Stored data:
'''

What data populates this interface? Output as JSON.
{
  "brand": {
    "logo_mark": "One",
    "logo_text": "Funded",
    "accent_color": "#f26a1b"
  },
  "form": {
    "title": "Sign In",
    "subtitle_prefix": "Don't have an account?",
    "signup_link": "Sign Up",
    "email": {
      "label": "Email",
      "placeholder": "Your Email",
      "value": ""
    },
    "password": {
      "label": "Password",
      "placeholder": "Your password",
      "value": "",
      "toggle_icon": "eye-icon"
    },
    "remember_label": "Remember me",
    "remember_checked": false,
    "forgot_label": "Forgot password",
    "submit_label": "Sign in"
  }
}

'''

**Given task**.
Filter the records above for lines containing the word "placeholder", and copy those lines.

**Response to this task**.
      "placeholder": "Your Email",
      "placeholder": "Your password",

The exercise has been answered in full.